[Dataset records]
○ ○ ○ ○ ○ ○ ○

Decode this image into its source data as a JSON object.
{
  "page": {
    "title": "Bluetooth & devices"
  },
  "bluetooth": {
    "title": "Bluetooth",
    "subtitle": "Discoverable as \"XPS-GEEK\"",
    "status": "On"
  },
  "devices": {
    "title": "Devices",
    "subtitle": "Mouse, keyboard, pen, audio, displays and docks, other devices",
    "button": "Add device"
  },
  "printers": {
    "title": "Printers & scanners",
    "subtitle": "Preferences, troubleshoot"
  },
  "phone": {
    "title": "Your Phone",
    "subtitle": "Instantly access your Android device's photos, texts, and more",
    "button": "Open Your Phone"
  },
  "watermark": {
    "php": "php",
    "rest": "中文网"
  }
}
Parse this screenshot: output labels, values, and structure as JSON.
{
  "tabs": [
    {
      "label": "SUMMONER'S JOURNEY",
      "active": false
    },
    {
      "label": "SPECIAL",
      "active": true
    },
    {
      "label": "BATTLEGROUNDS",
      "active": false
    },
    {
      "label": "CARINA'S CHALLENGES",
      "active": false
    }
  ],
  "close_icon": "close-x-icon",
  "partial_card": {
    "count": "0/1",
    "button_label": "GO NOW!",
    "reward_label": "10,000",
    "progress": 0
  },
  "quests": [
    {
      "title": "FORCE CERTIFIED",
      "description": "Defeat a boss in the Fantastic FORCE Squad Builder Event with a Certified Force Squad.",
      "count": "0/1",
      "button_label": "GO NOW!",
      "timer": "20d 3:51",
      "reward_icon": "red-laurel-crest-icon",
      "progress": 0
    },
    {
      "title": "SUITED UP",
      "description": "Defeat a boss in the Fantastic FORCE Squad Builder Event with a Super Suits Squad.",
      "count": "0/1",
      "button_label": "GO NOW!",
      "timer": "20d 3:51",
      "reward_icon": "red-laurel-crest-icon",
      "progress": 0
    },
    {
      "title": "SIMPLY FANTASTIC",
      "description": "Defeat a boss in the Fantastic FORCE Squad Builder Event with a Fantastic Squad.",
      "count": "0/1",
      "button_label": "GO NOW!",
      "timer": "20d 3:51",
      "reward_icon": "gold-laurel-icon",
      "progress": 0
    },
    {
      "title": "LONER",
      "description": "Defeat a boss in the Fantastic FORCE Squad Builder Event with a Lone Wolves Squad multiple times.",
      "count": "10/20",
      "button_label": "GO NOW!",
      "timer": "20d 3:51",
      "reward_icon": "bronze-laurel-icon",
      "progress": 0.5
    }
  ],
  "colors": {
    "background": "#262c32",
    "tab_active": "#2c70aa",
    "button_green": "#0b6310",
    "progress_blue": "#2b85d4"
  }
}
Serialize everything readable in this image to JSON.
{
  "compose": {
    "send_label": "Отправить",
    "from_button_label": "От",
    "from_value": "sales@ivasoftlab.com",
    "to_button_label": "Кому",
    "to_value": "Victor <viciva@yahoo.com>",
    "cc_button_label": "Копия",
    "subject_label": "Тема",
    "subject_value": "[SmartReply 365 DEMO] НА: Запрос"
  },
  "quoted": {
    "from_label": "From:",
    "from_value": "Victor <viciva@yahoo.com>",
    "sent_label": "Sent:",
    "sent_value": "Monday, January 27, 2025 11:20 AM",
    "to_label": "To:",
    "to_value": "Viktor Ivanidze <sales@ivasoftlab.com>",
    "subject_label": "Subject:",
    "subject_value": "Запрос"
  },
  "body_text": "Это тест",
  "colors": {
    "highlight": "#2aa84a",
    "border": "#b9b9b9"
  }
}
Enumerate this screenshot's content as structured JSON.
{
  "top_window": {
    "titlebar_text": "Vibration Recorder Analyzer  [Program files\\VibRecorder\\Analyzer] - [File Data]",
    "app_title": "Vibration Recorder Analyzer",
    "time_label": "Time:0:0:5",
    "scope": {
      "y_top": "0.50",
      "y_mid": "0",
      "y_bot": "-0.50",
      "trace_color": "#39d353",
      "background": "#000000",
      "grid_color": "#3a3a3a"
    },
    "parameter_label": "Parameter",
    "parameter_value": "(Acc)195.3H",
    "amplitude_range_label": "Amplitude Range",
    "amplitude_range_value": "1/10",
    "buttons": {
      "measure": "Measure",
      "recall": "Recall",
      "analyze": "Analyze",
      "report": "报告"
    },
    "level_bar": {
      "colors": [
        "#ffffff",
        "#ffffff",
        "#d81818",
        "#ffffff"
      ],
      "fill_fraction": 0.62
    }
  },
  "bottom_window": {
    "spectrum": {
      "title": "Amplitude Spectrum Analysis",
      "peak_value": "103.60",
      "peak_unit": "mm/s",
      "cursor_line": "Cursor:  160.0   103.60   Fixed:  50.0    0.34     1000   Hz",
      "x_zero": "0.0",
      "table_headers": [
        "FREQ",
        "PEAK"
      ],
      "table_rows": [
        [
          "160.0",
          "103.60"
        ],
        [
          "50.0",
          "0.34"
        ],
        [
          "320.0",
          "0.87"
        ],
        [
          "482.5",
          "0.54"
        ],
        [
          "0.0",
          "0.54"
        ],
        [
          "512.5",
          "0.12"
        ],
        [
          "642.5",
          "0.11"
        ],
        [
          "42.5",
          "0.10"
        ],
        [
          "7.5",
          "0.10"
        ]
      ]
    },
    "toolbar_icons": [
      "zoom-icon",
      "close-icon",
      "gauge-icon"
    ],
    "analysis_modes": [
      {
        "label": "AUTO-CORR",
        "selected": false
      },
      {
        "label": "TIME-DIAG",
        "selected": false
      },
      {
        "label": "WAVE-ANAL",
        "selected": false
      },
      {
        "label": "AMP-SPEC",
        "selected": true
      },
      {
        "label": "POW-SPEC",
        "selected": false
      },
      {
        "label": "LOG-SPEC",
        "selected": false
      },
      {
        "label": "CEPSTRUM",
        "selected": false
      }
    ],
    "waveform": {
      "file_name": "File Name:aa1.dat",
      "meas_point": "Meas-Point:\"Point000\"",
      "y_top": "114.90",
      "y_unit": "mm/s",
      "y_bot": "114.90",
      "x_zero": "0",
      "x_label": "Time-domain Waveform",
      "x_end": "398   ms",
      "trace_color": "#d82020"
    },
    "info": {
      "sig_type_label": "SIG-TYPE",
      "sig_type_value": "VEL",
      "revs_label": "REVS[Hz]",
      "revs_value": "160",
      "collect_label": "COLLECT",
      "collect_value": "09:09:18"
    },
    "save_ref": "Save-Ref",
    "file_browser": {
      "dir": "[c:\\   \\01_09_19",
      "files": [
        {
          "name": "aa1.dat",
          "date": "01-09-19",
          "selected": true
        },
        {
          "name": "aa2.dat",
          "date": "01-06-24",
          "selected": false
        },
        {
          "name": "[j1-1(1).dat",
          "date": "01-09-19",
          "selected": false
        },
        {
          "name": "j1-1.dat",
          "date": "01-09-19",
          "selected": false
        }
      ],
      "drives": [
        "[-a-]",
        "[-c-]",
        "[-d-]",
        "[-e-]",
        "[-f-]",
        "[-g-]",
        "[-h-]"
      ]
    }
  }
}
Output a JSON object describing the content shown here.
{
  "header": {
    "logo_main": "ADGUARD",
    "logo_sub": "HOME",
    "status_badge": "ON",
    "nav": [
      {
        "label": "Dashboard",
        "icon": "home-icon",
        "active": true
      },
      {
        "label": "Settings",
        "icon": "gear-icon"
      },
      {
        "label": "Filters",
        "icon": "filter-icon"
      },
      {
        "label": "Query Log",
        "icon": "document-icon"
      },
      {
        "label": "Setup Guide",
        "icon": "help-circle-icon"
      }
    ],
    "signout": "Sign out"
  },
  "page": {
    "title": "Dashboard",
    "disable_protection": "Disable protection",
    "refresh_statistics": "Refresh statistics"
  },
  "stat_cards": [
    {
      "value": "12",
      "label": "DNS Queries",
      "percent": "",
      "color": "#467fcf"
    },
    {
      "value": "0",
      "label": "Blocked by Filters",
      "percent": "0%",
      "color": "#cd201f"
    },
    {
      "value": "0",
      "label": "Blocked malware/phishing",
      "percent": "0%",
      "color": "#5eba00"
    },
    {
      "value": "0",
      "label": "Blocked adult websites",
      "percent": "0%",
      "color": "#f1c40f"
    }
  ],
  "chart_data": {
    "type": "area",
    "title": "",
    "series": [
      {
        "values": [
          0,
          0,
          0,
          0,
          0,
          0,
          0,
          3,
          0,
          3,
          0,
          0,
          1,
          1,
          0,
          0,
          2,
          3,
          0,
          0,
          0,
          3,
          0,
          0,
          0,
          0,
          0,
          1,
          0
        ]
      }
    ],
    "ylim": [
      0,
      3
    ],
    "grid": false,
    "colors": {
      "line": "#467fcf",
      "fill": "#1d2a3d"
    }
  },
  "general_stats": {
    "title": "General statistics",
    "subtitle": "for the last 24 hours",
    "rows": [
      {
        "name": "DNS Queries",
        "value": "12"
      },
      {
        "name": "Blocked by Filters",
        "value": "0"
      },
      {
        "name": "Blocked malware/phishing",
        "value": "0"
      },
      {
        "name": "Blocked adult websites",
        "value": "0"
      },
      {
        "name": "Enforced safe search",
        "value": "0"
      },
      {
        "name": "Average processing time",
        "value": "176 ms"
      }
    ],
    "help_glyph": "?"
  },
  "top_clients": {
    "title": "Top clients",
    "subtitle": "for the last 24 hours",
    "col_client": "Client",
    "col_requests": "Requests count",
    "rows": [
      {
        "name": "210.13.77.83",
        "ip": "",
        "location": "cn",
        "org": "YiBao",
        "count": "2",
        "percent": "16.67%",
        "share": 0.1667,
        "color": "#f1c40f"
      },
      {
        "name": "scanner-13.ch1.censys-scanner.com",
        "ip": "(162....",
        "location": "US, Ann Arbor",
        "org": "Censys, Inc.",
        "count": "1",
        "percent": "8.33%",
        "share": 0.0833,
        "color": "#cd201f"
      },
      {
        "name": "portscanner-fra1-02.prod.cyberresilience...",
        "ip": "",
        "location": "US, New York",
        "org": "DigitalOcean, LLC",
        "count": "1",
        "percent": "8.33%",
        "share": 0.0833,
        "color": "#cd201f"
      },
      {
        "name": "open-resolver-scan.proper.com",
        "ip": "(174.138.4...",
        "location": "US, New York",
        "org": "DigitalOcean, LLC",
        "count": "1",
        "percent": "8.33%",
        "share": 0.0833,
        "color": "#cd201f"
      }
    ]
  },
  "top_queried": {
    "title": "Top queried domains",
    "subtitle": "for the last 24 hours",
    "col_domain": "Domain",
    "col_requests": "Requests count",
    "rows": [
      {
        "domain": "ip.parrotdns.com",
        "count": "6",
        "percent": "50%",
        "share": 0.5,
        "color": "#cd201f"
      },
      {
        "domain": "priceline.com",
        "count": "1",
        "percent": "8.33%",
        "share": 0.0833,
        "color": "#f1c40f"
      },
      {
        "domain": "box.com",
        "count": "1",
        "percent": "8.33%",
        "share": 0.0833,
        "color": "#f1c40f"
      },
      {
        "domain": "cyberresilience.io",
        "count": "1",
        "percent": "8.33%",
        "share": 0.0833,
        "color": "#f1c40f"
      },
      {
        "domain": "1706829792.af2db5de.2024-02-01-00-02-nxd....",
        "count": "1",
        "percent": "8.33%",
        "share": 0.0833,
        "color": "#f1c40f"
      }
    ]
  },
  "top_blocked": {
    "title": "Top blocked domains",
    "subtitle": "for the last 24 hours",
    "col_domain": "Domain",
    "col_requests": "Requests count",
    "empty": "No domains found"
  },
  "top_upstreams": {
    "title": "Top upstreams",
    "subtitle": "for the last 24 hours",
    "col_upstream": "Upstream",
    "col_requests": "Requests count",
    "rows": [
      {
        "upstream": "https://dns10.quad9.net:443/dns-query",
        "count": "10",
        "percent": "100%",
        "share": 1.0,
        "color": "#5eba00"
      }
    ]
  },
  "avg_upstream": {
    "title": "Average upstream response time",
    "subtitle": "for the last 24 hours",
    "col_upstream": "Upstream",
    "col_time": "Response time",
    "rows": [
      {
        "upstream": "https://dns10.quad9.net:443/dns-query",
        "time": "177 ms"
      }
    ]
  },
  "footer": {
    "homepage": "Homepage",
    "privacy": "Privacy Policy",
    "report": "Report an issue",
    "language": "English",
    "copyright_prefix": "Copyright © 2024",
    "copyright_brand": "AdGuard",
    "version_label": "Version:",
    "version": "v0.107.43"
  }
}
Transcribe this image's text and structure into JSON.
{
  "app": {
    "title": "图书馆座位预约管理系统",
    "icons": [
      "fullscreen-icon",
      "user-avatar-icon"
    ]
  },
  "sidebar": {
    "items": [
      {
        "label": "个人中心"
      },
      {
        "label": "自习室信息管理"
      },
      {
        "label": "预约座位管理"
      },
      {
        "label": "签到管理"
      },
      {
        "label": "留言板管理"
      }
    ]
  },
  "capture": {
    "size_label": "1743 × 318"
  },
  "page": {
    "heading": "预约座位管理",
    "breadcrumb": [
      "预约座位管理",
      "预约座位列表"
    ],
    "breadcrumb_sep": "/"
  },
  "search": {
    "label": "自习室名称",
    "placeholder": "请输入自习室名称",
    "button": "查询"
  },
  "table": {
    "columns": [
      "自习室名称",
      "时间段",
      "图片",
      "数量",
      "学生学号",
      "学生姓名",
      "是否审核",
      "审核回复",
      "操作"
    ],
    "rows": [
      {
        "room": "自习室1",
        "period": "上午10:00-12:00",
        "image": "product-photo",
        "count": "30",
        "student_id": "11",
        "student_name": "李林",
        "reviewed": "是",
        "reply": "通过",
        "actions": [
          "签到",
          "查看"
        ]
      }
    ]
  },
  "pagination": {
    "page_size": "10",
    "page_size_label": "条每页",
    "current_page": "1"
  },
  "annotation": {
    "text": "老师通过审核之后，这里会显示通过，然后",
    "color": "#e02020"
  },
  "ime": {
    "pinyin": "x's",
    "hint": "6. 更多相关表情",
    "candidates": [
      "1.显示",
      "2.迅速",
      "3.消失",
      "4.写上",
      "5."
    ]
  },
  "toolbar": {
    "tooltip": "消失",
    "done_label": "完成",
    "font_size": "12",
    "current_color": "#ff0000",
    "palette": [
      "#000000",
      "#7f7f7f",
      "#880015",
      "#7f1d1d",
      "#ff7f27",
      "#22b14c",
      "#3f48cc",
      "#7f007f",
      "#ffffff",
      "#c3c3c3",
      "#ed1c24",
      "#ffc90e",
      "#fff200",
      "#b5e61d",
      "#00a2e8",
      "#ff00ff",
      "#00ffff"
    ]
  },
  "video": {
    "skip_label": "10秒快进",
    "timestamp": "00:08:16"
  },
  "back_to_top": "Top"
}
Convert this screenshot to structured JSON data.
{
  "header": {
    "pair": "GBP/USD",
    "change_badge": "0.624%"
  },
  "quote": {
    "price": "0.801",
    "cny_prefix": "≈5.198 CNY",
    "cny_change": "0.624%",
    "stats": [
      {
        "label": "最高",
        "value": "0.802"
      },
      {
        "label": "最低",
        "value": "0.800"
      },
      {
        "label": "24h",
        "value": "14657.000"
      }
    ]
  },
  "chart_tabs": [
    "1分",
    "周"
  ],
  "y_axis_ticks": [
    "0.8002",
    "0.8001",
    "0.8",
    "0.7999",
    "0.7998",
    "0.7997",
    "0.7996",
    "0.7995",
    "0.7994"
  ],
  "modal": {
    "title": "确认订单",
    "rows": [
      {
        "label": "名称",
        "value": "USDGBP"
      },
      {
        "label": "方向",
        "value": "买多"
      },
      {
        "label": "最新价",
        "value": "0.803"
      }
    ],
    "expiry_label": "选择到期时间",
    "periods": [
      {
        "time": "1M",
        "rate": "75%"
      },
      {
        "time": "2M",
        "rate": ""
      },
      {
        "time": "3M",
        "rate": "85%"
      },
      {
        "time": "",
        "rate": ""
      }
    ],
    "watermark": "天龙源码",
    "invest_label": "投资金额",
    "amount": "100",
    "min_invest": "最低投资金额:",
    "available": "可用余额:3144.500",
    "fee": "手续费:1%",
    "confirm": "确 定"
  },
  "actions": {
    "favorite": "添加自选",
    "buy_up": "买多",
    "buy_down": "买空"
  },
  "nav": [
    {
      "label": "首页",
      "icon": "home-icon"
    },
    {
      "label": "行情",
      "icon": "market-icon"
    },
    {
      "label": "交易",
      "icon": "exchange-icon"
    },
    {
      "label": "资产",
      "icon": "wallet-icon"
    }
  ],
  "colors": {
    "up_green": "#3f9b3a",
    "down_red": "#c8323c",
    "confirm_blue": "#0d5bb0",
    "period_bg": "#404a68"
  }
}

○ ○ ○ ○ ○ ○ ○

TASK TO COMPLETE
Lines holding the word "预约座位管理" in the entries above are the ones to pull out. Copy them all.

EXERCISE SOLUTION
        "label": "预约座位管理"
    "heading": "预约座位管理",
      "预约座位管理",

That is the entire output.